──────── SUPPLIED MATERIAL
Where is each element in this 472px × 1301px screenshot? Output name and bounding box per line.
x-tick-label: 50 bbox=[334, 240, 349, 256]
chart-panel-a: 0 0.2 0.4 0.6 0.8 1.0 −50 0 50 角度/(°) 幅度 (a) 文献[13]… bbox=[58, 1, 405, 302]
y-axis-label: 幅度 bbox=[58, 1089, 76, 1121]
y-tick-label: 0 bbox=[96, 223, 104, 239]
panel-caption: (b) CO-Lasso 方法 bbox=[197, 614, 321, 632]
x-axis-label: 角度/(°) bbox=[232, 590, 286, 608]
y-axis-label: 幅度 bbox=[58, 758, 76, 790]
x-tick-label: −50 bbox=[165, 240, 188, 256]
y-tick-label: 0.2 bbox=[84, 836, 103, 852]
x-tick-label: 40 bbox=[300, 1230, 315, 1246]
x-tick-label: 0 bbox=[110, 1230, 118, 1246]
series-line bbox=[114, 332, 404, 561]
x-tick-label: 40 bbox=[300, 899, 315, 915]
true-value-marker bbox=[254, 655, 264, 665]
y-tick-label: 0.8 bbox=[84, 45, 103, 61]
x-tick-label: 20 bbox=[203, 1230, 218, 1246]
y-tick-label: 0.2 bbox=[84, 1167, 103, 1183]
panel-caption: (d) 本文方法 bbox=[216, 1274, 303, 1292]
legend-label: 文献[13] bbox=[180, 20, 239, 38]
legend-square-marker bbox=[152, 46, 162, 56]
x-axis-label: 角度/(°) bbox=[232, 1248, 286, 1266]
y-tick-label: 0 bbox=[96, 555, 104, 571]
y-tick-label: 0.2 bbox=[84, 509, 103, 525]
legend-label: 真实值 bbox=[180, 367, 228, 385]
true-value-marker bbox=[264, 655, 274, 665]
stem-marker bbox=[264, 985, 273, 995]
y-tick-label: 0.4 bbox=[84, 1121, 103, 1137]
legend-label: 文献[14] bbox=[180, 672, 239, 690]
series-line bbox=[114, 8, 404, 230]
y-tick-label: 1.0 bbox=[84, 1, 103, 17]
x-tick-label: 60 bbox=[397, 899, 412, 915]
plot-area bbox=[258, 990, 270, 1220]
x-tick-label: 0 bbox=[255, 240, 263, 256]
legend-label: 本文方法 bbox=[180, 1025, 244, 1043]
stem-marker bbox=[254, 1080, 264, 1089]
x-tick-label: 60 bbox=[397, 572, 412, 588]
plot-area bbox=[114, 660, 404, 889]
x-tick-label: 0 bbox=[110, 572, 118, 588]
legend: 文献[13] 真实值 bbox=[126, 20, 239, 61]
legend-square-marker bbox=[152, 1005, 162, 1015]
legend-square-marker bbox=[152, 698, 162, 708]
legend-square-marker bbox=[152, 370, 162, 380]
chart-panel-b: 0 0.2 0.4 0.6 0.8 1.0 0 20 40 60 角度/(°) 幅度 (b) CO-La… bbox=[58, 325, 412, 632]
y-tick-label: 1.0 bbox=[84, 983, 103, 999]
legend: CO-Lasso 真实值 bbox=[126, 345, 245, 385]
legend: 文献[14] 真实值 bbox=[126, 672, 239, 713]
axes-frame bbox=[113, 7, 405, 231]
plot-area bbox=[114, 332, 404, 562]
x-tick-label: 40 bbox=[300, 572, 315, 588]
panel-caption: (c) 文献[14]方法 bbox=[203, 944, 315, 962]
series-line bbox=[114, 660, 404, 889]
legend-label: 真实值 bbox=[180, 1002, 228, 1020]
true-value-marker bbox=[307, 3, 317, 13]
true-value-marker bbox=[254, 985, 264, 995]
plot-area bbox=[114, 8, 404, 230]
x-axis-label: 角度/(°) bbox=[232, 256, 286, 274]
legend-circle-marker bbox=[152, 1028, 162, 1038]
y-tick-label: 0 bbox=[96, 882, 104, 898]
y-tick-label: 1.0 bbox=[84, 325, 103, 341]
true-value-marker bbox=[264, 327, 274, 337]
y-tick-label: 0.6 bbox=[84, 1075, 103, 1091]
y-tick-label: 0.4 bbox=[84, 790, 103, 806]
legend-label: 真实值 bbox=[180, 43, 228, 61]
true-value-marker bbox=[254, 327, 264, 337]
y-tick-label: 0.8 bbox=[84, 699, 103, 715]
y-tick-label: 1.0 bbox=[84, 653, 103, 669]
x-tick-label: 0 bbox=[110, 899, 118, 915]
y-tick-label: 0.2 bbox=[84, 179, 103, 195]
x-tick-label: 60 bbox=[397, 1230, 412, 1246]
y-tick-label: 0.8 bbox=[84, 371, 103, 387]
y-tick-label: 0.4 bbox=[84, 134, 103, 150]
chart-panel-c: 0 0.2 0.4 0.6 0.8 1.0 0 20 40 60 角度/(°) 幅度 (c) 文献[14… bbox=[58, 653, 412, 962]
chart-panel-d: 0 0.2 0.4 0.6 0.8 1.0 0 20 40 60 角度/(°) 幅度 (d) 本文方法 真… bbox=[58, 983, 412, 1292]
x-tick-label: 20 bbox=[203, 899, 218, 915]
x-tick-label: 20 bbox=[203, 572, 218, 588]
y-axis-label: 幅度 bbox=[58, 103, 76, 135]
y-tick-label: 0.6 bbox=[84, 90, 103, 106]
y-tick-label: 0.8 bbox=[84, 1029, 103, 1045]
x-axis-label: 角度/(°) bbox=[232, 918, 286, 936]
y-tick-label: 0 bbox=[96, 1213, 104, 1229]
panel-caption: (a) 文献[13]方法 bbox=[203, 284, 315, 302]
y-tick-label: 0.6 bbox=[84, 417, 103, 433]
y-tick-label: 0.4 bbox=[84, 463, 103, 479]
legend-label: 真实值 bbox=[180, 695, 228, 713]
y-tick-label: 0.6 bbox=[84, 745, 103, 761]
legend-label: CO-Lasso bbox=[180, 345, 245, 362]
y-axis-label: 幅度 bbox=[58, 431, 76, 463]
────────────────
──────── SUPPLIED MATERIAL
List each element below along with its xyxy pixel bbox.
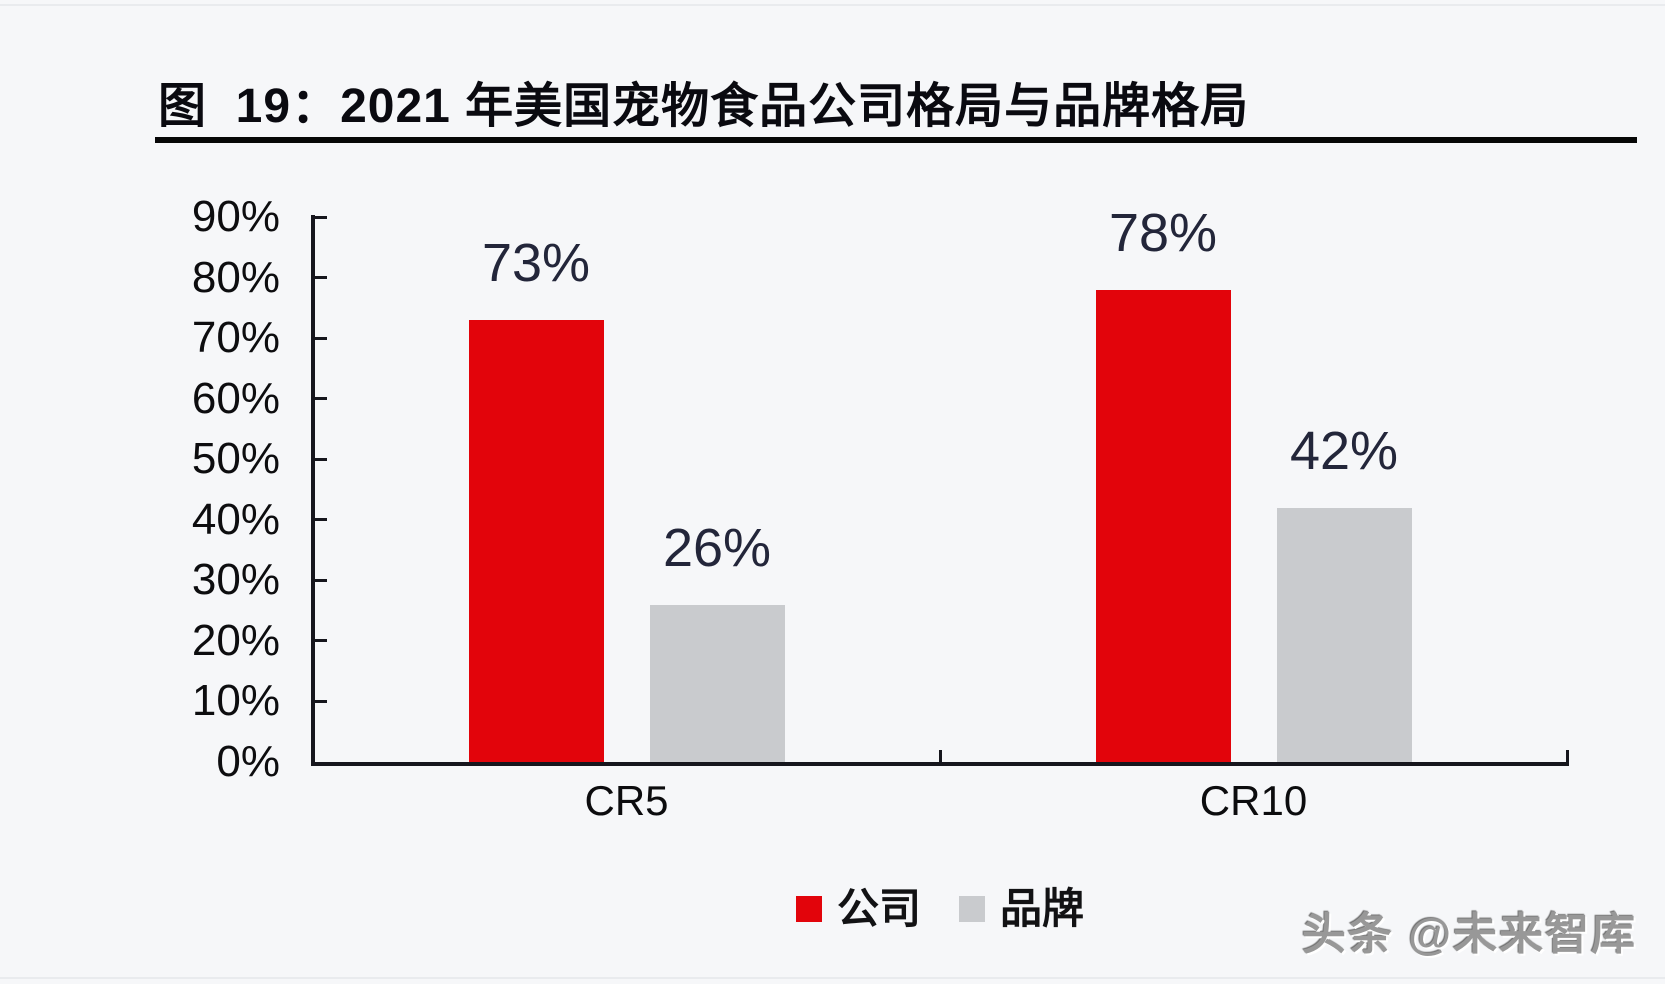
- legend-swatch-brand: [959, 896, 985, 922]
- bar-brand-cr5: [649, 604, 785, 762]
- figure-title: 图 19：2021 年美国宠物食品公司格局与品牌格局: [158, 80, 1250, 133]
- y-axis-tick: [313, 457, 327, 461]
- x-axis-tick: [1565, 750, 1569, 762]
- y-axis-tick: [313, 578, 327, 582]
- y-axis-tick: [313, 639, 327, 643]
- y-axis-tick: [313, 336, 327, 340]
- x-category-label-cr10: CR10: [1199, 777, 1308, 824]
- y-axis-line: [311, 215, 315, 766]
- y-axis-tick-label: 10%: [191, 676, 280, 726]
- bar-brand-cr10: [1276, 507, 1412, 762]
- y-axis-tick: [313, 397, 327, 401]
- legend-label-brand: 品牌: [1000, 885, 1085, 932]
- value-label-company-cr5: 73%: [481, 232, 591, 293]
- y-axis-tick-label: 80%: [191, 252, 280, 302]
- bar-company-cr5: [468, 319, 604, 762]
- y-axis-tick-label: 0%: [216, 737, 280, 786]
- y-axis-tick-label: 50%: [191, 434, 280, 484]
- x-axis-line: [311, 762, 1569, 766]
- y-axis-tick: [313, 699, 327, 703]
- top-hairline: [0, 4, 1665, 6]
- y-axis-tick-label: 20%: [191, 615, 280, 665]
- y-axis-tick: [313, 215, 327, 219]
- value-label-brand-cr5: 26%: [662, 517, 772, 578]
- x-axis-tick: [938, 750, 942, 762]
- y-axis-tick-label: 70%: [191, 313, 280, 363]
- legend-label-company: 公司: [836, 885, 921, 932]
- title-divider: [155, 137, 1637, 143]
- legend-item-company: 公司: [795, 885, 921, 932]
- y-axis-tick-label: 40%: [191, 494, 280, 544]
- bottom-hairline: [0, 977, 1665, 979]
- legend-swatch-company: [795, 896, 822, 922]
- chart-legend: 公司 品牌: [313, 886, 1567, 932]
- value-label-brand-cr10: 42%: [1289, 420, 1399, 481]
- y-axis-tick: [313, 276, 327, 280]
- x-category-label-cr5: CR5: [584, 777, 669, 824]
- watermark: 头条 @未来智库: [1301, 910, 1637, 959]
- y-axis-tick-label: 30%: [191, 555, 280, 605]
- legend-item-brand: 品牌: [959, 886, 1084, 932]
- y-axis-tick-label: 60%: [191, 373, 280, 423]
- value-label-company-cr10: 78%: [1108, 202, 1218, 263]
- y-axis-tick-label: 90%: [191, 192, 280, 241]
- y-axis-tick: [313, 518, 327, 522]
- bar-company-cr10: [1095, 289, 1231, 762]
────────────────
_WHAT IS REQUIRED_
Please copy out, word for word, the lines of the records from the one containing "- legend-swatch-brand: [959, 896, 985, 922]" through the one containing "- y-axis-tick: [313, 397, 327, 401]", including both of those lines.

_THE REPLY_
- legend-swatch-brand: [959, 896, 985, 922]
- bar-brand-cr5: [649, 604, 785, 762]
- figure-title: 图 19：2021 年美国宠物食品公司格局与品牌格局: [158, 80, 1250, 133]
- y-axis-tick: [313, 457, 327, 461]
- x-axis-tick: [1565, 750, 1569, 762]
- y-axis-tick: [313, 578, 327, 582]
- y-axis-tick: [313, 639, 327, 643]
- y-axis-tick: [313, 336, 327, 340]
- x-category-label-cr10: CR10: [1199, 777, 1308, 824]
- y-axis-line: [311, 215, 315, 766]
- y-axis-tick-label: 10%: [191, 676, 280, 726]
- bar-brand-cr10: [1276, 507, 1412, 762]
- y-axis-tick: [313, 397, 327, 401]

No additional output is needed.